*AIM OF THE EXERCISE:*
Reproduce the lines of the items from the one containing "Decompose this screenshot" through the one containing "svg-text:Increase incrystallinity &part: Increase", both ends included.

*RAW RECORDS:*

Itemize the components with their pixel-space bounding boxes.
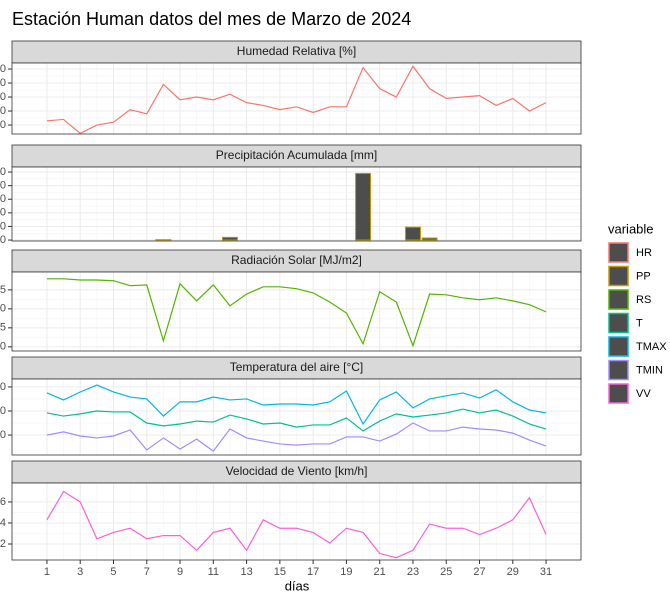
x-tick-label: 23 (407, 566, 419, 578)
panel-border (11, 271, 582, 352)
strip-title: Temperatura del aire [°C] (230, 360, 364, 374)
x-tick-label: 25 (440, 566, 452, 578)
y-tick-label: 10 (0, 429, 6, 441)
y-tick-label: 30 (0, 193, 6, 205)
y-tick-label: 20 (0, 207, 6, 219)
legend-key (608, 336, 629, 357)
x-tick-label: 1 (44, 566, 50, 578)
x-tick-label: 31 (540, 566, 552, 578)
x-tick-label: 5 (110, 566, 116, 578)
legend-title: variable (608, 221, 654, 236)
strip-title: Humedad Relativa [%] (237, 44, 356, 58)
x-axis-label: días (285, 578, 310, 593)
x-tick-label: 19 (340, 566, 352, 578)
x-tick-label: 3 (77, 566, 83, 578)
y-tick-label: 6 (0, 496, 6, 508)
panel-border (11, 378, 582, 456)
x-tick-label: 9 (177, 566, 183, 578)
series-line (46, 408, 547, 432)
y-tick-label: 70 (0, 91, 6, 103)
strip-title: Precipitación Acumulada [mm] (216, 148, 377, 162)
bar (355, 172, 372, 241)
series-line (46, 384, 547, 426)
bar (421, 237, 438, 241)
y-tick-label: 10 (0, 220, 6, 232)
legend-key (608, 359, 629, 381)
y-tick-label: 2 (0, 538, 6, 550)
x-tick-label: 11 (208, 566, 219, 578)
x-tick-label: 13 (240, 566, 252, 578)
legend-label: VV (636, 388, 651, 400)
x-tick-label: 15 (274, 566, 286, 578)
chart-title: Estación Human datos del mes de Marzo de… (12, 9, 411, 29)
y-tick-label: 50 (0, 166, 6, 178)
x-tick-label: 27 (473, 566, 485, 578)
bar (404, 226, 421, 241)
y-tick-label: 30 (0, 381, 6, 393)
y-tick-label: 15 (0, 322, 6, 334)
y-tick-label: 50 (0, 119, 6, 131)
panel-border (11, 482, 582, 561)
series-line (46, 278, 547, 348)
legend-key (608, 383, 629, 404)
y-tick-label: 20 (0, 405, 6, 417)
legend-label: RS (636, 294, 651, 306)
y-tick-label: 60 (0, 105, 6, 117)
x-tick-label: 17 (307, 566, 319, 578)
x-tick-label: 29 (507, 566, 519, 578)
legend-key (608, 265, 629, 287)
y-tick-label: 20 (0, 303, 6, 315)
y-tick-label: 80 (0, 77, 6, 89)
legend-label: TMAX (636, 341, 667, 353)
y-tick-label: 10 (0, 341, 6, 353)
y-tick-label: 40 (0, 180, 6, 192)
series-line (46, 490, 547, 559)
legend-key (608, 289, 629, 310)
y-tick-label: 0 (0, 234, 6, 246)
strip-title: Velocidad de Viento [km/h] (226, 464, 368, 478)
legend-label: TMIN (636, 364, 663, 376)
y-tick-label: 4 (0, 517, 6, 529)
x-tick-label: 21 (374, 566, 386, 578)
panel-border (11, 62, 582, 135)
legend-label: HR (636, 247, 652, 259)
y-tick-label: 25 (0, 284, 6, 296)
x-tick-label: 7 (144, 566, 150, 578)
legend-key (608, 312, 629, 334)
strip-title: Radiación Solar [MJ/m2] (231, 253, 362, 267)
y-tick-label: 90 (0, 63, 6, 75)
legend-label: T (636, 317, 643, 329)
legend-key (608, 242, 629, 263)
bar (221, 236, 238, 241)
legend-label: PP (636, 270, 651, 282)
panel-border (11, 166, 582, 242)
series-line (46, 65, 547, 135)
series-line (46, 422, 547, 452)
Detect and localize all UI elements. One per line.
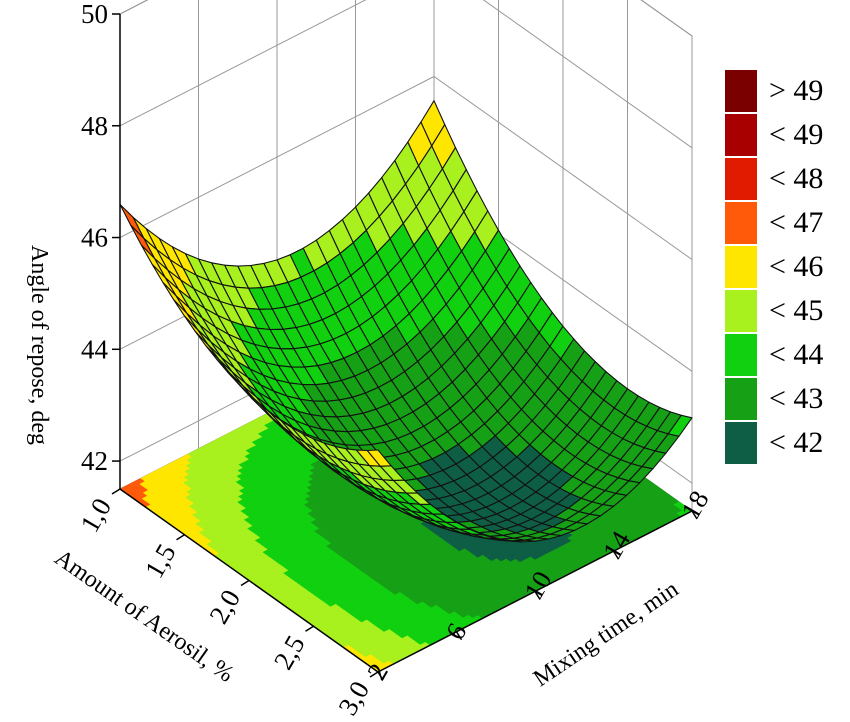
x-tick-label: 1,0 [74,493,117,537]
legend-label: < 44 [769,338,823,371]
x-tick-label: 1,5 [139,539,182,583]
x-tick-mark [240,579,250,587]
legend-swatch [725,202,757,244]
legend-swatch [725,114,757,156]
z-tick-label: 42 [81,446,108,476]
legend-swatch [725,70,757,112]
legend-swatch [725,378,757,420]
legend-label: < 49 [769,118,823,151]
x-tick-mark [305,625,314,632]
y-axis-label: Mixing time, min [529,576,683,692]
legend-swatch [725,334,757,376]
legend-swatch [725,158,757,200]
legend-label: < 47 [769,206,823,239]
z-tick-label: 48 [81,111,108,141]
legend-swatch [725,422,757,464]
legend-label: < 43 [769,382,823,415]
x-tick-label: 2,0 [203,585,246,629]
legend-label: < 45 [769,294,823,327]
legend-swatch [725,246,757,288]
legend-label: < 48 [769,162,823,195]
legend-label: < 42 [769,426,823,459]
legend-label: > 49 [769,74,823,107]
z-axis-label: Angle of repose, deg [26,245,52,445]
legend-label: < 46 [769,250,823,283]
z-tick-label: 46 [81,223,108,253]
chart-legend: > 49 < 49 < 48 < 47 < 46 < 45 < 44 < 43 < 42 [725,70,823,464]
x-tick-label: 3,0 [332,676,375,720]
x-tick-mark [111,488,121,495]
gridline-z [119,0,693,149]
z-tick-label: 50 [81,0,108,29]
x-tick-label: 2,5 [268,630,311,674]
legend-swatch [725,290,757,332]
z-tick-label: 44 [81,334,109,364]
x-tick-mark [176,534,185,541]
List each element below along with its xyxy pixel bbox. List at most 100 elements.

---

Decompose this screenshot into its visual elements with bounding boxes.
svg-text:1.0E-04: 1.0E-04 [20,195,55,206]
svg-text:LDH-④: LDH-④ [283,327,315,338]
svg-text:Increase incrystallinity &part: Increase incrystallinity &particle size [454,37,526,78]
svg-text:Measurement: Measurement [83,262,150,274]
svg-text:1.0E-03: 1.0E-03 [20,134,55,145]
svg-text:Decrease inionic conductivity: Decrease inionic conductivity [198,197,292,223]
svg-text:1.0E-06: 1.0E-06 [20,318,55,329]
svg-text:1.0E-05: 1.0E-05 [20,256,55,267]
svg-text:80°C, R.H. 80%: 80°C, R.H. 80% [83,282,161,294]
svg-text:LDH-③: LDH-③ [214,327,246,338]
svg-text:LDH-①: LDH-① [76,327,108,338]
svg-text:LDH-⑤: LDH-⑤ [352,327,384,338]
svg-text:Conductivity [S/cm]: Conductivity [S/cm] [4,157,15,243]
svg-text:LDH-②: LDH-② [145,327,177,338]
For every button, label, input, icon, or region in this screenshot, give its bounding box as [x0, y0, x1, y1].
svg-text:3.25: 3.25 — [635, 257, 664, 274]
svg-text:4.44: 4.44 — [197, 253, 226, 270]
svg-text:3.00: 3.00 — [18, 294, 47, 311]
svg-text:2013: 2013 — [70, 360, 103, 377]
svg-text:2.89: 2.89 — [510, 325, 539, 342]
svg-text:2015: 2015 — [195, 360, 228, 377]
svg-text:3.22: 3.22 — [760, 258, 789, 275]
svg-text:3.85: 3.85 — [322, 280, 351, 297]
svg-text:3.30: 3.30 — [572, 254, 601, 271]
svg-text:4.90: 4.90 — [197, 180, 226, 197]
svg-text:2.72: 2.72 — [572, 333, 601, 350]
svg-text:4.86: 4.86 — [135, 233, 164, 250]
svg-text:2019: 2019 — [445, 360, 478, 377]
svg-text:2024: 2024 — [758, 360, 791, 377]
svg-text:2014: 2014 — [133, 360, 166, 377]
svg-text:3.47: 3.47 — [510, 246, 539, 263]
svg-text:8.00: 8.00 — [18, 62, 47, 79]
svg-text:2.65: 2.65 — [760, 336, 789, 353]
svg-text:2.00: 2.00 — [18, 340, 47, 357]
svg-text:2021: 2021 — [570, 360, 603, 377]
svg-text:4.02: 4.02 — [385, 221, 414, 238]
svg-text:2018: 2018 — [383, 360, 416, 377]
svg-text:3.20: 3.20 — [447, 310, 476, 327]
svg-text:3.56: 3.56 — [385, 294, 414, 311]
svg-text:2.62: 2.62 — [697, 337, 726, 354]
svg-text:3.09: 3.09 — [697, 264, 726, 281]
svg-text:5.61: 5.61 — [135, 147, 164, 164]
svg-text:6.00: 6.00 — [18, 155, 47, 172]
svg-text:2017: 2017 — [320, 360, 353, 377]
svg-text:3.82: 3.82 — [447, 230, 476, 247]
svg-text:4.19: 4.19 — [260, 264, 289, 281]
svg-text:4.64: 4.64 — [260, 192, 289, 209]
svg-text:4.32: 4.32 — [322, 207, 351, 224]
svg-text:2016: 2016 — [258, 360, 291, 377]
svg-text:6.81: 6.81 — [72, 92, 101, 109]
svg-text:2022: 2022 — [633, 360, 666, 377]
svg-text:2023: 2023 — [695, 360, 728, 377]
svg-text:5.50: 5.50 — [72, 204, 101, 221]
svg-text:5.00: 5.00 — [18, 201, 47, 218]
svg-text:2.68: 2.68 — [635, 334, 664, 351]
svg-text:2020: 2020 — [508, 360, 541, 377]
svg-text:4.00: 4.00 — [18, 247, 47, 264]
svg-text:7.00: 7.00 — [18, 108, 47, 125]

*ANSWER TO THIS PROBLEM:*
Decompose this screenshot into its visual elements with bounding boxes.
svg-text:1.0E-04: 1.0E-04 [20,195,55,206]
svg-text:LDH-④: LDH-④ [283,327,315,338]
svg-text:Increase incrystallinity &part: Increase incrystallinity &particle size [454,37,526,78]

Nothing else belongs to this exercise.